▶ REQUIRED TASK:
Find all lines in the records that include the word "waka", and copy them out.

▶ EXTRACTED ENTRIES:
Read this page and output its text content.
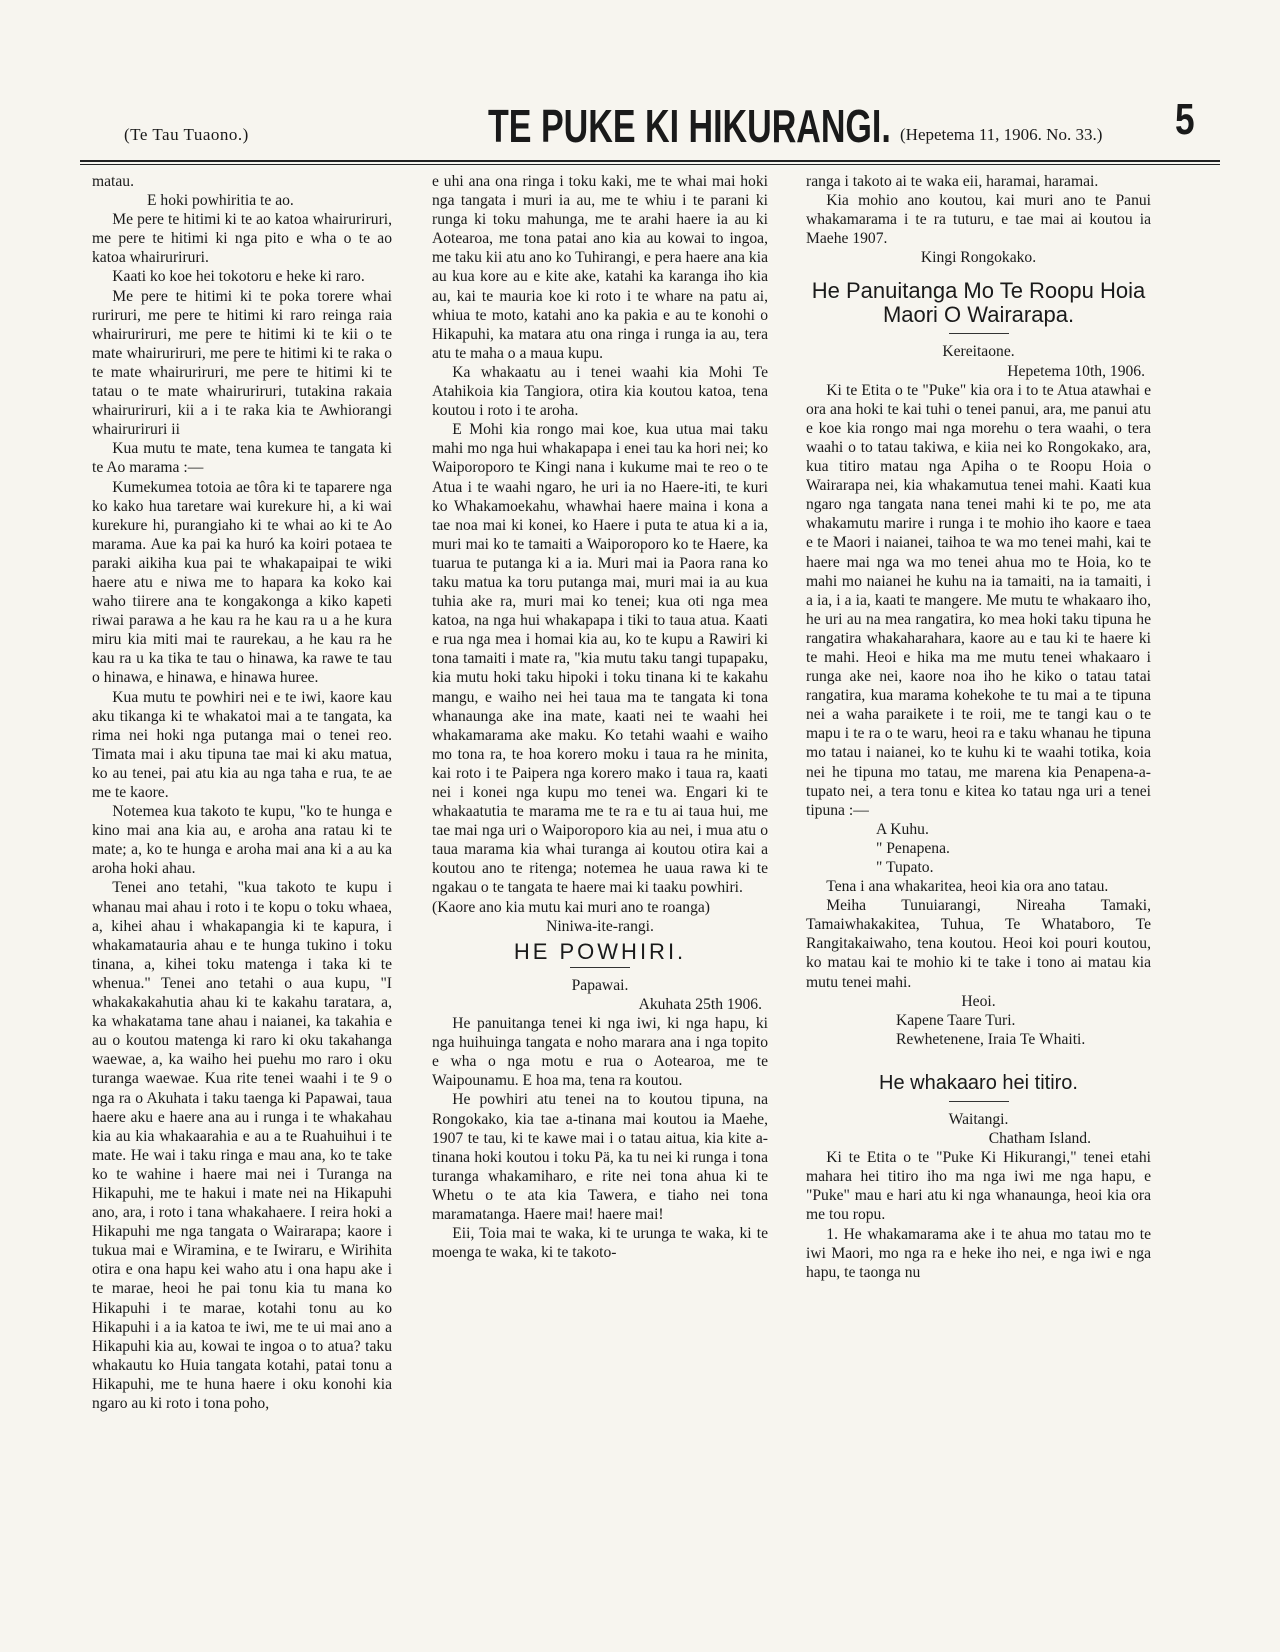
(Te Tau Tuaono.)	TE PUKE KI HIKURANGI. (Hepetema 11, 1906. No. 33.) 5

matau.

E hoki powhiritia te ao.

Me pere te hitimi ki te ao katoa whairuriruri, me pere te hitimi ki nga pito e wha o te ao katoa whairuriruri.

Kaati ko koe hei tokotoru e heke ki raro.

Me pere te hitimi ki te poka torere whai ruriruri, me pere te hitimi ki raro reinga raia whairuriruri, me pere te hitimi ki te kii o te mate whairuriruri, me pere te hitimi ki te raka o te mate whairuriruri, me pere te hitimi ki te tatau o te mate whairuriruri, tutakina rakaia whairuriruri, kii a i te raka kia te Awhiorangi whairuriruri ii

Kua mutu te mate, tena kumea te tangata ki te Ao marama :—

Kumekumea totoia ae tôra ki te taparere nga ko kako hua taretare wai kurekure hi, a ki wai kurekure hi, purangiaho ki te whai ao ki te Ao marama. Aue ka pai ka huró ka koiri potaea te paraki aikiha kua pai te whakapaipai te wiki haere atu e niwa me to hapara ka koko kai waho tiirere ana te kongakonga a kiko kapeti riwai parawa a he kau ra he kau ra u a he kura miru kia miti mai te raurekau, a he kau ra he kau ra u ka tika te tau o hinawa, ka rawe te tau o hinawa, e hinawa, e hinawa huree.

Kua mutu te powhiri nei e te iwi, kaore kau aku tikanga ki te whakatoi mai a te tangata, ka rima nei hoki nga putanga mai o tenei reo. Timata mai i aku tipuna tae mai ki aku matua, ko au tenei, pai atu kia au nga taha e rua, te ae me te kaore.

Notemea kua takoto te kupu, "ko te hunga e kino mai ana kia au, e aroha ana ratau ki te mate; a, ko te hunga e aroha mai ana ki a au ka aroha hoki ahau.

Tenei ano tetahi, "kua takoto te kupu i whanau mai ahau i roto i te kopu o toku whaea, a, kihei ahau i whakapangia ki te kapura, i whakamatauria ahau e te hunga tukino i toku tinana, a, kihei toku matenga i taka ki te whenua." Tenei ano tetahi o aua kupu, "I whakakakahutia ahau ki te kakahu taratara, a, ka whakatama tane ahau i naianei, ka takahia e au o koutou matenga ki raro ki oku takahanga waewae, a, ka waiho hei puehu mo raro i oku turanga waewae. Kua rite tenei waahi i te 9 o nga ra o Akuhata i taku taenga ki Papawai, taua haere aku e haere ana au i runga i te whakahau kia au kia whakaarahia e au a te Ruahuihui i te mate. He wai i taku ringa e mau ana, ko te take ko te wahine i haere mai nei i Turanga na Hikapuhi, me te hakui i mate nei na Hikapuhi ano, ara, i roto i tana whakahaere. I reira hoki a Hikapuhi me nga tangata o Wairarapa; kaore i tukua mai e Wiramina, e te Iwiraru, e Wirihita otira e ona hapu kei waho atu i ona hapu ake i te marae, heoi he pai tonu kia tu mana ko Hikapuhi i te marae, kotahi tonu au ko Hikapuhi i a ia katoa te iwi, me te ui mai ano a Hikapuhi kia au, kowai te ingoa o to atua? taku whakautu ko Huia tangata kotahi, patai tonu a Hikapuhi, me te huna haere i oku konohi kia ngaro au ki roto i tona poho,

e uhi ana ona ringa i toku kaki, me te whai mai hoki nga tangata i muri ia au, me te whiu i te parani ki runga ki toku mahunga, me te arahi haere ia au ki Aotearoa, me tona patai ano kia au kowai to ingoa, me taku kii atu ano ko Tuhirangi, e pera haere ana kia au kua kore au e kite ake, katahi ka karanga iho kia au, kai te mauria koe ki roto i te whare na patu ai, whiua te moto, katahi ano ka pakia e au te konohi o Hikapuhi, ka matara atu ona ringa i runga ia au, tera atu te maha o a maua kupu.

Ka whakaatu au i tenei waahi kia Mohi Te Atahikoia kia Tangiora, otira kia koutou katoa, tena koutou i roto i te aroha.

E Mohi kia rongo mai koe, kua utua mai taku mahi mo nga hui whakapapa i enei tau ka hori nei; ko Waiporoporo te Kingi nana i kukume mai te reo o te Atua i te waahi ngaro, he uri ia no Haere-iti, te kuri ko Whakamoekahu, whawhai haere maina i kona a tae noa mai ki konei, ko Haere i puta te atua ki a ia, muri mai ko te tamaiti a Waiporoporo ko te Haere, ka tuarua te putanga ki a ia. Muri mai ia Paora rana ko taku matua ka toru putanga mai, muri mai ia au kua tuhia ake ra, muri mai ko tenei; kua oti nga mea katoa, na nga hui whakapapa i tiki to taua atua. Kaati e rua nga mea i homai kia au, ko te kupu a Rawiri ki tona tamaiti i mate ra, "kia mutu taku tangi tupapaku, kia mutu hoki taku hipoki i toku tinana ki te kakahu mangu, e waiho nei hei taua ma te tangata ki tona whanaunga ake ina mate, kaati nei te waahi hei whakamarama ake maku. Ko tetahi waahi e waiho mo tona ra, te hoa korero moku i taua ra he minita, kai roto i te Paipera nga korero mako i taua ra, kaati nei i konei nga kupu mo tenei wa. Engari ki te whakaatutia te marama me te ra e tu ai taua hui, me tae mai nga uri o Waiporoporo kia au nei, i mua atu o taua marama kia whai turanga ai koutou otira kai a koutou ano te ritenga; notemea he uaua rawa ki te ngakau o te tangata te haere mai ki taaku powhiri.

(Kaore ano kia mutu kai muri ano te roanga)

Niniwa-ite-rangi.

HE POWHIRI.

Papawai.

Akuhata 25th 1906.

He panuitanga tenei ki nga iwi, ki nga hapu, ki nga huihuinga tangata e noho marara ana i nga topito e wha o nga motu e rua o Aotearoa, me te Waipounamu. E hoa ma, tena ra koutou.

He powhiri atu tenei na to koutou tipuna, na Rongokako, kia tae a-tinana mai koutou ia Maehe, 1907 te tau, ki te kawe mai i o tatau aitua, kia kite a-tinana hoki koutou i toku Pä, ka tu nei ki runga i tona turanga whakamiharo, e rite nei tona ahua ki te Whetu o te ata kia Tawera, e tiaho nei tona maramatanga. Haere mai! haere mai!

Eii, Toia mai te waka, ki te urunga te waka, ki te moenga te waka, ki te takoto-

ranga i takoto ai te waka eii, haramai, haramai.

Kia mohio ano koutou, kai muri ano te Panui whakamarama i te ra tuturu, e tae mai ai koutou ia Maehe 1907.

Kingi Rongokako.

He Panuitanga Mo Te Roopu Hoia Maori O Wairarapa.

Kereitaone.

Hepetema 10th, 1906.

Ki te Etita o te "Puke" kia ora i to te Atua atawhai e ora ana hoki te kai tuhi o tenei panui, ara, me panui atu e koe kia rongo mai nga morehu o tera waahi, o tera waahi o to tatau takiwa, e kiia nei ko Rongokako, ara, kua titiro matau nga Apiha o te Roopu Hoia o Wairarapa nei, kia whakamutua tenei mahi. Kaati kua ngaro nga tangata nana tenei mahi ki te po, me ata whakamutu marire i runga i te mohio iho kaore e taea e te Maori i naianei, taihoa te wa mo tenei mahi, kai te haere mai nga wa mo tenei ahua mo te Hoia, ko te mahi mo naianei he kuhu na ia tamaiti, na ia tamaiti, i a ia, i a ia, kaati te mangere. Me mutu te whakaaro iho, he uri au na mea rangatira, ko mea hoki taku tipuna he rangatira whakaharahara, kaore au e tau ki te haere ki te mahi. Heoi e hika ma me mutu tenei whakaaro i runga ake nei, kaore noa iho he kiko o tatau tatai rangatira, kua marama kohekohe te tu mai a te tipuna nei a waha paraikete i te roii, me te tangi kau o te mapu i te ra o te waru, heoi ra e taku whanau he tipuna mo tatau i naianei, ko te kuhu ki te waahi totika, koia nei he tipuna mo tatau, me marena kia Penapena-a-tupato nei, a tera tonu e kitea ko tatau nga uri a tenei tipuna :—

A Kuhu.

" Penapena.

" Tupato.

Tena i ana whakaritea, heoi kia ora ano tatau.

Meiha Tunuiarangi, Nireaha Tamaki, Tamaiwhakakitea, Tuhua, Te Whataboro, Te Rangitakaiwaho, tena koutou. Heoi koi pouri koutou, ko matau kai te mohio ki te take i tono ai matau kia mutu tenei mahi.

Heoi.

Kapene Taare Turi.

Rewhetenene, Iraia Te Whaiti.

He whakaaro hei titiro.

Waitangi.

Chatham Island.

Ki te Etita o te "Puke Ki Hikurangi," tenei etahi mahara hei titiro iho ma nga iwi me nga hapu, e "Puke" mau e hari atu ki nga whanaunga, heoi kia ora me tou ropu.

1. He whakamarama ake i te ahua mo tatau mo te iwi Maori, mo nga ra e heke iho nei, e nga iwi e nga hapu, te taonga nu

▶ SOLVED PROBLEM:
Eii, Toia mai te waka, ki te urunga te waka, ki te moenga te waka, ki te takoto-
ranga i takoto ai te waka eii, haramai, haramai.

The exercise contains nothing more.